What is required –
Filter the listing below, copying every line in which the word "function" appears.

Input rows –
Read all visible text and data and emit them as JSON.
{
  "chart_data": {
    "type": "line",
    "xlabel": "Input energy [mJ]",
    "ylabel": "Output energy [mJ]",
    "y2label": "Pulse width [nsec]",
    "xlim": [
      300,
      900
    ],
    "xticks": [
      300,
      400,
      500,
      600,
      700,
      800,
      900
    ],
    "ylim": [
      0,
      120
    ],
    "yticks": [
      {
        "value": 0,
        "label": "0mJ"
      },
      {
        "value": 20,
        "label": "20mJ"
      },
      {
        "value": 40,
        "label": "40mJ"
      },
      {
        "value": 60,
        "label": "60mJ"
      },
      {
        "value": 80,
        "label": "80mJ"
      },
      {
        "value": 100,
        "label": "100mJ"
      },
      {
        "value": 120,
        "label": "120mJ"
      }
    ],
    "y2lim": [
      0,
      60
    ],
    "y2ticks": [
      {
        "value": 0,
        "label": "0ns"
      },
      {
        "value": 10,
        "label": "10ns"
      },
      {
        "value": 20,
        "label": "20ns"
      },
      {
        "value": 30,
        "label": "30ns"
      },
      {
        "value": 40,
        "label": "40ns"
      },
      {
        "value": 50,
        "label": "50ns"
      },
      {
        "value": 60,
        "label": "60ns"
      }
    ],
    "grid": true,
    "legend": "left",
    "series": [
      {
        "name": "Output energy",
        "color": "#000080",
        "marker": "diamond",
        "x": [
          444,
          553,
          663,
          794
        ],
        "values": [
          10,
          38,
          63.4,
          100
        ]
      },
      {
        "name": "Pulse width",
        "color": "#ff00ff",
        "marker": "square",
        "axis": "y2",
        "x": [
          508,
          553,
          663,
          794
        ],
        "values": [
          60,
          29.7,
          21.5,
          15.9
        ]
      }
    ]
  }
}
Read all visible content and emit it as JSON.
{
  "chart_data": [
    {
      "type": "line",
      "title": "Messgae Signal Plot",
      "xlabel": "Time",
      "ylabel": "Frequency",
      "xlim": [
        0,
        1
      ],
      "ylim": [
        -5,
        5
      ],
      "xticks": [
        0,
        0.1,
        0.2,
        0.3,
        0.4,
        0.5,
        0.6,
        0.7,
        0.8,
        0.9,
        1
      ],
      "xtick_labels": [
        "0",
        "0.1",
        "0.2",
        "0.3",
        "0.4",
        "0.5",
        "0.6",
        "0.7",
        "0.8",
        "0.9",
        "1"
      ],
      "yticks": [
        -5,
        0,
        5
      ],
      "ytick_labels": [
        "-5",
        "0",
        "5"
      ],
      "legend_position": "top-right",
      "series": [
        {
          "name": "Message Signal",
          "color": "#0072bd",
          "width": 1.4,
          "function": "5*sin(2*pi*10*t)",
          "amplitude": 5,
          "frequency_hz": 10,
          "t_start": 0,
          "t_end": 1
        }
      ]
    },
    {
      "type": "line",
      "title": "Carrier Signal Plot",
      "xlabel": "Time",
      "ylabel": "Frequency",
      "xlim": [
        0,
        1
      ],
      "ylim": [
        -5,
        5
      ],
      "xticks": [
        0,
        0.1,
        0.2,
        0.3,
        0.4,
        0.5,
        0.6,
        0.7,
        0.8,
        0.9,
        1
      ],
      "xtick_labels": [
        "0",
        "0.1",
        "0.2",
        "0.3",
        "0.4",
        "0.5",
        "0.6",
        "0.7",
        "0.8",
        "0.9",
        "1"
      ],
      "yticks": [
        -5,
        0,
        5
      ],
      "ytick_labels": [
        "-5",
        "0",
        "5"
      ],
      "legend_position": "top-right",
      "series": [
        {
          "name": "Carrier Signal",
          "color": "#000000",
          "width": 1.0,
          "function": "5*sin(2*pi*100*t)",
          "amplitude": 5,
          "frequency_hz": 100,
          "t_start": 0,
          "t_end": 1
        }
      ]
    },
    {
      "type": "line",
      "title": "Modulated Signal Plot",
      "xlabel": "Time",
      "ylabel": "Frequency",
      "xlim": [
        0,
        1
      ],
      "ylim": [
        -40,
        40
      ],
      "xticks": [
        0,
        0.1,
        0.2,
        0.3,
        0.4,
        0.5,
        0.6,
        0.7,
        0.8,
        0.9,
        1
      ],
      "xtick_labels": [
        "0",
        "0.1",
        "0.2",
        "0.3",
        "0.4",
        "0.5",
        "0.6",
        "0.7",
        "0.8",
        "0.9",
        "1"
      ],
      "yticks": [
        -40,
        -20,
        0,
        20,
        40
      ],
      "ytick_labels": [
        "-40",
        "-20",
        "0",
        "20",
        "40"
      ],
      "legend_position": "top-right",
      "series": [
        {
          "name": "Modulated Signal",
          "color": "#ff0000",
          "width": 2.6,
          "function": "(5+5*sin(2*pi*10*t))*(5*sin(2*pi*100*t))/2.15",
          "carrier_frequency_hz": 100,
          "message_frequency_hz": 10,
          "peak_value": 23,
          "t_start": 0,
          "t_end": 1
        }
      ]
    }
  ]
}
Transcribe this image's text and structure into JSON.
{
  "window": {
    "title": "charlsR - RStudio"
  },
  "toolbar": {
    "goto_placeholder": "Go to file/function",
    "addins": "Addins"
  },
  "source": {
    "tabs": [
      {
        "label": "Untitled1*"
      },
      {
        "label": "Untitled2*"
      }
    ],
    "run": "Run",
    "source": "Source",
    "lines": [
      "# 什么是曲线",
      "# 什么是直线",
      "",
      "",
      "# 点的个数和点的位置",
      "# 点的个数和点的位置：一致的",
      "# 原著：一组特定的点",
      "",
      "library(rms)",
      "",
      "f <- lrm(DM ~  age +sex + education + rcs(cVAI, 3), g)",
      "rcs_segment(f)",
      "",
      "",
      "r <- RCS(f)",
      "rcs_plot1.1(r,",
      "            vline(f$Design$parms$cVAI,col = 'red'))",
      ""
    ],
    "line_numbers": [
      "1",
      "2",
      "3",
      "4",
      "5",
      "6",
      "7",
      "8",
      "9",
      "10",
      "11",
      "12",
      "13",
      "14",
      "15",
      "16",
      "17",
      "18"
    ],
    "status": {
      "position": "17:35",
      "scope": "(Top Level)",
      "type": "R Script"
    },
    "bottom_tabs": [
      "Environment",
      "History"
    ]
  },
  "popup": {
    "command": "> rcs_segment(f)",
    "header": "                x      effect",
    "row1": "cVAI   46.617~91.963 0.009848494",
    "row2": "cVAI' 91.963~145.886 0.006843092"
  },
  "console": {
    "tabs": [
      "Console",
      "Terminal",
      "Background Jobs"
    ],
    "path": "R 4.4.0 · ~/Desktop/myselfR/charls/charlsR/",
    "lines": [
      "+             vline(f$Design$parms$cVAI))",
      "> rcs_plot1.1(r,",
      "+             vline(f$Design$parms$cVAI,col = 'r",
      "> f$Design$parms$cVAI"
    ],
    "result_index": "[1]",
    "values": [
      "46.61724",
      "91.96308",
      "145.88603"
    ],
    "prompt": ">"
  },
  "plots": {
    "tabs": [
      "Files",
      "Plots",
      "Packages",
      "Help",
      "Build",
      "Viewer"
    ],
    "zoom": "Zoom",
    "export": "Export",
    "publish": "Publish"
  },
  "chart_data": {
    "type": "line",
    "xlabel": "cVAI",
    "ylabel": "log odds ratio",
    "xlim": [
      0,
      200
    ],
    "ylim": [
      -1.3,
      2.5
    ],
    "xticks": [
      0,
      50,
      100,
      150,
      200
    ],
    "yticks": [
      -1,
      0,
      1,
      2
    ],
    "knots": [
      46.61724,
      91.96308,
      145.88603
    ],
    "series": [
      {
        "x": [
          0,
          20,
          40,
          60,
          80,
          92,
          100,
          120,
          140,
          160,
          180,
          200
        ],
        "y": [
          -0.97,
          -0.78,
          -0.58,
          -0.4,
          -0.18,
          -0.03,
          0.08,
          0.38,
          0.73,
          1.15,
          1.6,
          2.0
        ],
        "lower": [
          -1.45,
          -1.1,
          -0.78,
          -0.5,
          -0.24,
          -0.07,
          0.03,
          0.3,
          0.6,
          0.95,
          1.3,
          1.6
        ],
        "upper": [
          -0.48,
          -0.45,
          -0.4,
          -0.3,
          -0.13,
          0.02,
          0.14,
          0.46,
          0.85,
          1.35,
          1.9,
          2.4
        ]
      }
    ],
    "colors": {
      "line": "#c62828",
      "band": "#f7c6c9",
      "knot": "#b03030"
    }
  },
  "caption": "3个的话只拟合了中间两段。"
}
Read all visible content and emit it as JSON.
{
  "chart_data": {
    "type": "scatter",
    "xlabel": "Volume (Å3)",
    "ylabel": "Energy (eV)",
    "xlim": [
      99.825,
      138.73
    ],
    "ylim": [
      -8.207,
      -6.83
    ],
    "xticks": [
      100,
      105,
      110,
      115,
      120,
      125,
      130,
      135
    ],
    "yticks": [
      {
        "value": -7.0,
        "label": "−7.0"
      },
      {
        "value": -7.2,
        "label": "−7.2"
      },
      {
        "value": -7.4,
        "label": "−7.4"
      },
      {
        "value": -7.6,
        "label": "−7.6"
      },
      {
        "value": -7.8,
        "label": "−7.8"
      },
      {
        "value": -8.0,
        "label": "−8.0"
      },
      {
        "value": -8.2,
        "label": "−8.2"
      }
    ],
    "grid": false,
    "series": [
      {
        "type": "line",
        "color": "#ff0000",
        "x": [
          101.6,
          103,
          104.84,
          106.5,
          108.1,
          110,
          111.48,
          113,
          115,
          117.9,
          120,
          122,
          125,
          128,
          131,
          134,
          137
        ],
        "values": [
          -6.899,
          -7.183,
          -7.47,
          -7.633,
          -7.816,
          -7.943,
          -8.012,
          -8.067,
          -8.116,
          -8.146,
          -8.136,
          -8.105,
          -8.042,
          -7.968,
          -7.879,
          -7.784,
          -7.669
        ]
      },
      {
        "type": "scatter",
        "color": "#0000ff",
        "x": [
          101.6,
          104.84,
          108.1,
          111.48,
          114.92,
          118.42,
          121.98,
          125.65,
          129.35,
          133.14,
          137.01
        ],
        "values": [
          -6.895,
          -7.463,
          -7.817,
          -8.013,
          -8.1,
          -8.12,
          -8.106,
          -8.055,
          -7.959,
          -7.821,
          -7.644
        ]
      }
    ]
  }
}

Written answer –
          "function": "5*sin(2*pi*10*t)",
          "function": "5*sin(2*pi*100*t)",
          "function": "(5+5*sin(2*pi*10*t))*(5*sin(2*pi*100*t))/2.15",
    "goto_placeholder": "Go to file/function",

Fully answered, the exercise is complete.